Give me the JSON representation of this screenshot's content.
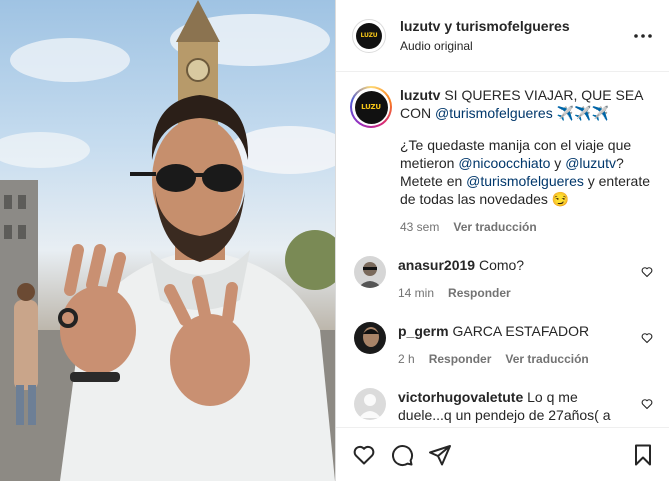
{
  "header": {
    "author": "luzutv",
    "connector": "y",
    "collaborator": "turismofelgueres",
    "audio_label": "Audio original",
    "avatar_logo_text": "LUZU"
  },
  "caption": {
    "username": "luzutv",
    "line1": "SI QUERES VIAJAR, QUE SEA CON",
    "mention1": "@turismofelgueres",
    "emojis1": "✈️✈️✈️",
    "p2_a": "¿Te quedaste manija con el viaje que metieron",
    "mention2": "@nicoocchiato",
    "p2_b": "y",
    "mention3": "@luzutv",
    "p2_c": "? Metete en",
    "mention4": "@turismofelgueres",
    "p2_d": "y enterate de todas las novedades",
    "emoji2": "😏",
    "time": "43 sem",
    "see_translation": "Ver traducción"
  },
  "comments": [
    {
      "username": "anasur2019",
      "text": "Como?",
      "time": "14 min",
      "actions": [
        "Responder"
      ]
    },
    {
      "username": "p_germ",
      "text": "GARCA ESTAFADOR",
      "time": "2 h",
      "actions": [
        "Responder",
        "Ver traducción"
      ]
    },
    {
      "username": "victorhugovaletute",
      "text": "Lo q me duele...q un pendejo de 27años( a"
    }
  ],
  "icons": {
    "more": "more-options-icon",
    "like": "heart-icon",
    "comment": "comment-icon",
    "share": "share-icon",
    "save": "bookmark-icon"
  }
}
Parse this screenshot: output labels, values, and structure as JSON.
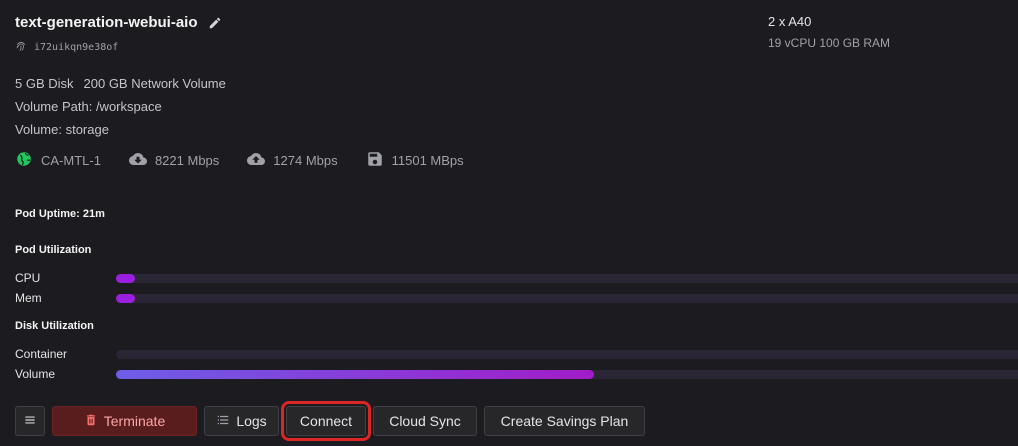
{
  "pod": {
    "name": "text-generation-webui-aio",
    "id": "i72uikqn9e38of",
    "gpu": "2 x A40",
    "specs": "19 vCPU 100 GB RAM"
  },
  "storage": {
    "disk": "5 GB Disk",
    "network_volume": "200 GB Network Volume",
    "volume_path": "Volume Path: /workspace",
    "volume_name": "Volume: storage"
  },
  "network": {
    "region": "CA-MTL-1",
    "download": "8221 Mbps",
    "upload": "1274 Mbps",
    "disk_speed": "11501 MBps"
  },
  "uptime": "Pod Uptime: 21m",
  "pod_utilization": {
    "title": "Pod Utilization",
    "cpu_label": "CPU",
    "cpu_fraction": 0.02,
    "mem_label": "Mem",
    "mem_fraction": 0.02
  },
  "disk_utilization": {
    "title": "Disk Utilization",
    "container_label": "Container",
    "container_fraction": 0.0,
    "volume_label": "Volume",
    "volume_fraction": 0.53
  },
  "actions": {
    "terminate": "Terminate",
    "logs": "Logs",
    "connect": "Connect",
    "cloud_sync": "Cloud Sync",
    "savings_plan": "Create Savings Plan"
  },
  "colors": {
    "region_icon": "#22c55e",
    "bar_fill": "#9b1fe0",
    "volume_gradient_start": "#6d5ee8",
    "volume_gradient_end": "#a21cc9",
    "highlight": "#dc2626"
  }
}
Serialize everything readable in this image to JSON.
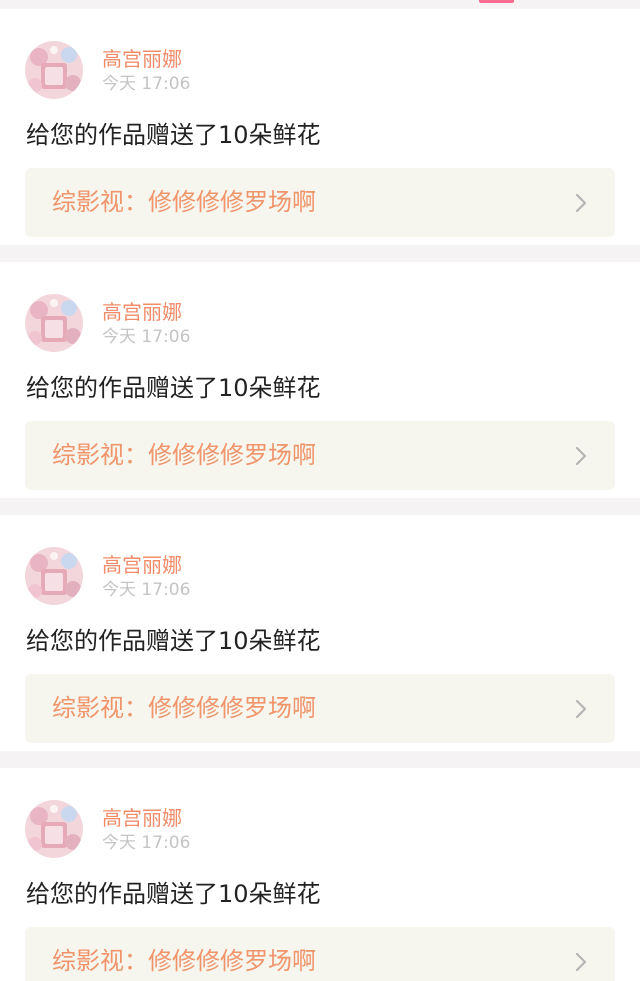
{
  "notifications": [
    {
      "user": {
        "name": "高宫丽娜",
        "avatar_icon": "avatar-image"
      },
      "time": "今天 17:06",
      "message": "给您的作品赠送了10朵鲜花",
      "work": {
        "title": "综影视：修修修修罗场啊",
        "icon": "chevron-right-icon"
      }
    },
    {
      "user": {
        "name": "高宫丽娜",
        "avatar_icon": "avatar-image"
      },
      "time": "今天 17:06",
      "message": "给您的作品赠送了10朵鲜花",
      "work": {
        "title": "综影视：修修修修罗场啊",
        "icon": "chevron-right-icon"
      }
    },
    {
      "user": {
        "name": "高宫丽娜",
        "avatar_icon": "avatar-image"
      },
      "time": "今天 17:06",
      "message": "给您的作品赠送了10朵鲜花",
      "work": {
        "title": "综影视：修修修修罗场啊",
        "icon": "chevron-right-icon"
      }
    },
    {
      "user": {
        "name": "高宫丽娜",
        "avatar_icon": "avatar-image"
      },
      "time": "今天 17:06",
      "message": "给您的作品赠送了10朵鲜花",
      "work": {
        "title": "综影视：修修修修罗场啊",
        "icon": "chevron-right-icon"
      }
    }
  ],
  "colors": {
    "username": "#f28c68",
    "work_title": "#f0946a",
    "timestamp": "#c4c4c4",
    "card_link_bg": "#f6f6ef",
    "divider_bg": "#f5f3f3",
    "accent": "#ff6b8f"
  }
}
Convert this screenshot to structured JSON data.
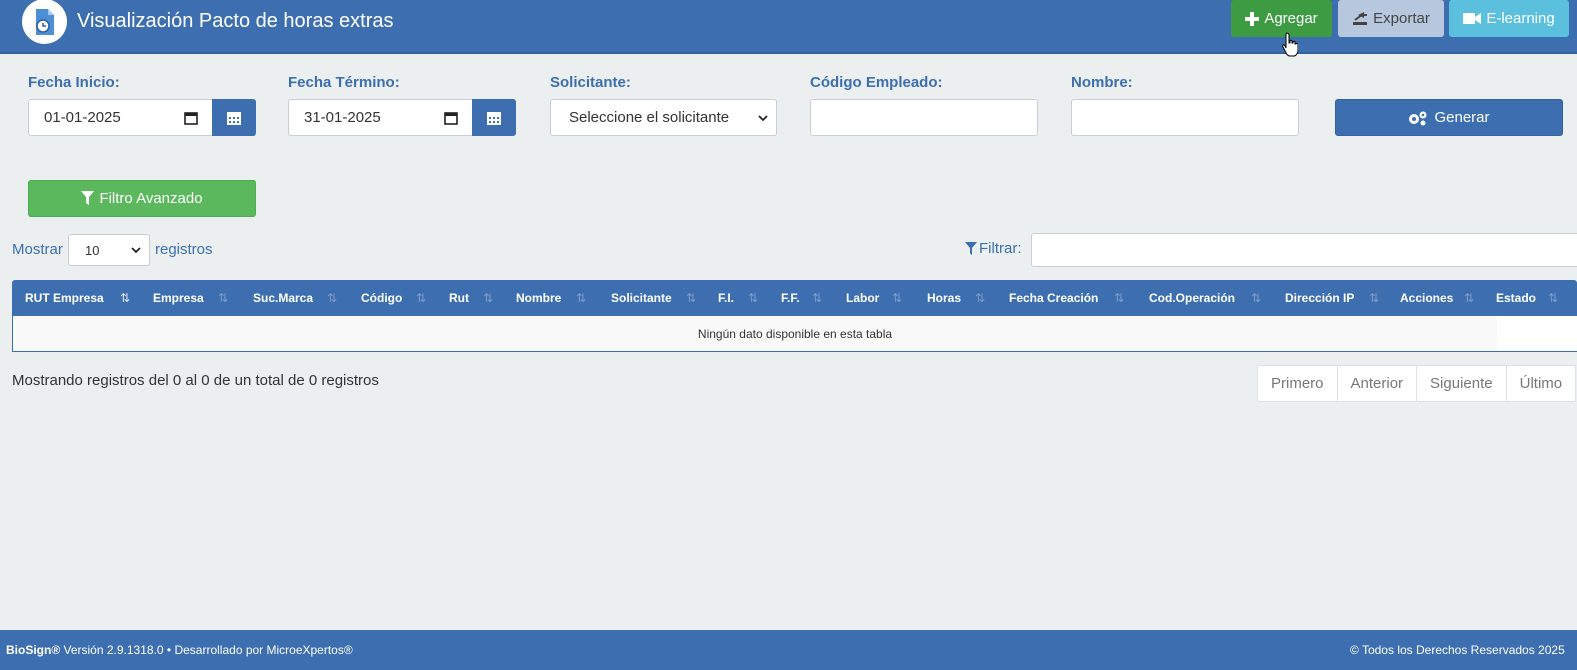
{
  "header": {
    "title": "Visualización Pacto de horas extras",
    "logo_icon": "document-clock-icon",
    "buttons": {
      "add": "Agregar",
      "export": "Exportar",
      "elearning": "E-learning"
    }
  },
  "filters": {
    "fecha_inicio": {
      "label": "Fecha Inicio:",
      "value": "01-01-2025"
    },
    "fecha_termino": {
      "label": "Fecha Término:",
      "value": "31-01-2025"
    },
    "solicitante": {
      "label": "Solicitante:",
      "selected": "Seleccione el solicitante"
    },
    "codigo_empleado": {
      "label": "Código Empleado:",
      "value": ""
    },
    "nombre": {
      "label": "Nombre:",
      "value": ""
    },
    "generar_label": "Generar",
    "filtro_avanzado_label": "Filtro Avanzado"
  },
  "table_controls": {
    "show_prefix": "Mostrar",
    "page_size": "10",
    "show_suffix": "registros",
    "filter_label": "Filtrar:",
    "filter_value": ""
  },
  "table": {
    "columns": [
      "RUT Empresa",
      "Empresa",
      "Suc.Marca",
      "Código",
      "Rut",
      "Nombre",
      "Solicitante",
      "F.I.",
      "F.F.",
      "Labor",
      "Horas",
      "Fecha Creación",
      "Cod.Operación",
      "Dirección IP",
      "Acciones",
      "Estado"
    ],
    "empty_message": "Ningún dato disponible en esta tabla"
  },
  "pagination": {
    "info": "Mostrando registros del 0 al 0 de un total de 0 registros",
    "first": "Primero",
    "prev": "Anterior",
    "next": "Siguiente",
    "last": "Último"
  },
  "footer": {
    "brand": "BioSign®",
    "version_text": " Versión 2.9.1318.0 • Desarrollado por MicroeXpertos®",
    "copyright": "© Todos los Derechos Reservados 2025"
  },
  "colors": {
    "primary": "#3d6fb0",
    "success": "#3d9b42",
    "info": "#5bc0de",
    "background": "#ebeff0"
  }
}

******************************

Would you return the data exactly as written, without the pictures?

## SOLUTION FOR THIS EXERCISE
Give me the JSON representation of this screenshot's content.
{
  "header": {
    "author": "luzutv",
    "connector": "y",
    "collaborator": "turismofelgueres",
    "audio_label": "Audio original",
    "avatar_logo_text": "LUZU"
  },
  "caption": {
    "username": "luzutv",
    "line1": "SI QUERES VIAJAR, QUE SEA CON",
    "mention1": "@turismofelgueres",
    "emojis1": "✈️✈️✈️",
    "p2_a": "¿Te quedaste manija con el viaje que metieron",
    "mention2": "@nicoocchiato",
    "p2_b": "y",
    "mention3": "@luzutv",
    "p2_c": "? Metete en",
    "mention4": "@turismofelgueres",
    "p2_d": "y enterate de todas las novedades",
    "emoji2": "😏",
    "time": "43 sem",
    "see_translation": "Ver traducción"
  },
  "comments": [
    {
      "username": "anasur2019",
      "text": "Como?",
      "time": "14 min",
      "actions": [
        "Responder"
      ]
    },
    {
      "username": "p_germ",
      "text": "GARCA ESTAFADOR",
      "time": "2 h",
      "actions": [
        "Responder",
        "Ver traducción"
      ]
    },
    {
      "username": "victorhugovaletute",
      "text": "Lo q me duele...q un pendejo de 27años( a"
    }
  ],
  "icons": {
    "more": "more-options-icon",
    "like": "heart-icon",
    "comment": "comment-icon",
    "share": "share-icon",
    "save": "bookmark-icon"
  }
}
Parse this screenshot: output labels, values, and structure as JSON.
{
  "pod": {
    "name": "text-generation-webui-aio",
    "id": "i72uikqn9e38of",
    "gpu": "2 x A40",
    "specs": "19 vCPU 100 GB RAM"
  },
  "storage": {
    "disk": "5 GB Disk",
    "network_volume": "200 GB Network Volume",
    "volume_path": "Volume Path: /workspace",
    "volume_name": "Volume: storage"
  },
  "network": {
    "region": "CA-MTL-1",
    "download": "8221 Mbps",
    "upload": "1274 Mbps",
    "disk_speed": "11501 MBps"
  },
  "uptime": "Pod Uptime: 21m",
  "pod_utilization": {
    "title": "Pod Utilization",
    "cpu_label": "CPU",
    "cpu_fraction": 0.02,
    "mem_label": "Mem",
    "mem_fraction": 0.02
  },
  "disk_utilization": {
    "title": "Disk Utilization",
    "container_label": "Container",
    "container_fraction": 0.0,
    "volume_label": "Volume",
    "volume_fraction": 0.53
  },
  "actions": {
    "terminate": "Terminate",
    "logs": "Logs",
    "connect": "Connect",
    "cloud_sync": "Cloud Sync",
    "savings_plan": "Create Savings Plan"
  },
  "colors": {
    "region_icon": "#22c55e",
    "bar_fill": "#9b1fe0",
    "volume_gradient_start": "#6d5ee8",
    "volume_gradient_end": "#a21cc9",
    "highlight": "#dc2626"
  }
}
Serialize everything readable in this image to JSON.
{
  "notifications": [
    {
      "user": {
        "name": "高宫丽娜",
        "avatar_icon": "avatar-image"
      },
      "time": "今天 17:06",
      "message": "给您的作品赠送了10朵鲜花",
      "work": {
        "title": "综影视：修修修修罗场啊",
        "icon": "chevron-right-icon"
      }
    },
    {
      "user": {
        "name": "高宫丽娜",
        "avatar_icon": "avatar-image"
      },
      "time": "今天 17:06",
      "message": "给您的作品赠送了10朵鲜花",
      "work": {
        "title": "综影视：修修修修罗场啊",
        "icon": "chevron-right-icon"
      }
    },
    {
      "user": {
        "name": "高宫丽娜",
        "avatar_icon": "avatar-image"
      },
      "time": "今天 17:06",
      "message": "给您的作品赠送了10朵鲜花",
      "work": {
        "title": "综影视：修修修修罗场啊",
        "icon": "chevron-right-icon"
      }
    },
    {
      "user": {
        "name": "高宫丽娜",
        "avatar_icon": "avatar-image"
      },
      "time": "今天 17:06",
      "message": "给您的作品赠送了10朵鲜花",
      "work": {
        "title": "综影视：修修修修罗场啊",
        "icon": "chevron-right-icon"
      }
    }
  ],
  "colors": {
    "username": "#f28c68",
    "work_title": "#f0946a",
    "timestamp": "#c4c4c4",
    "card_link_bg": "#f6f6ef",
    "divider_bg": "#f5f3f3",
    "accent": "#ff6b8f"
  }
}
Convert this screenshot to structured JSON data.
{
  "header": {
    "title": "Visualización Pacto de horas extras",
    "logo_icon": "document-clock-icon",
    "buttons": {
      "add": "Agregar",
      "export": "Exportar",
      "elearning": "E-learning"
    }
  },
  "filters": {
    "fecha_inicio": {
      "label": "Fecha Inicio:",
      "value": "01-01-2025"
    },
    "fecha_termino": {
      "label": "Fecha Término:",
      "value": "31-01-2025"
    },
    "solicitante": {
      "label": "Solicitante:",
      "selected": "Seleccione el solicitante"
    },
    "codigo_empleado": {
      "label": "Código Empleado:",
      "value": ""
    },
    "nombre": {
      "label": "Nombre:",
      "value": ""
    },
    "generar_label": "Generar",
    "filtro_avanzado_label": "Filtro Avanzado"
  },
  "table_controls": {
    "show_prefix": "Mostrar",
    "page_size": "10",
    "show_suffix": "registros",
    "filter_label": "Filtrar:",
    "filter_value": ""
  },
  "table": {
    "columns": [
      "RUT Empresa",
      "Empresa",
      "Suc.Marca",
      "Código",
      "Rut",
      "Nombre",
      "Solicitante",
      "F.I.",
      "F.F.",
      "Labor",
      "Horas",
      "Fecha Creación",
      "Cod.Operación",
      "Dirección IP",
      "Acciones",
      "Estado"
    ],
    "empty_message": "Ningún dato disponible en esta tabla"
  },
  "pagination": {
    "info": "Mostrando registros del 0 al 0 de un total de 0 registros",
    "first": "Primero",
    "prev": "Anterior",
    "next": "Siguiente",
    "last": "Último"
  },
  "footer": {
    "brand": "BioSign®",
    "version_text": " Versión 2.9.1318.0 • Desarrollado por MicroeXpertos®",
    "copyright": "© Todos los Derechos Reservados 2025"
  },
  "colors": {
    "primary": "#3d6fb0",
    "success": "#3d9b42",
    "info": "#5bc0de",
    "background": "#ebeff0"
  }
}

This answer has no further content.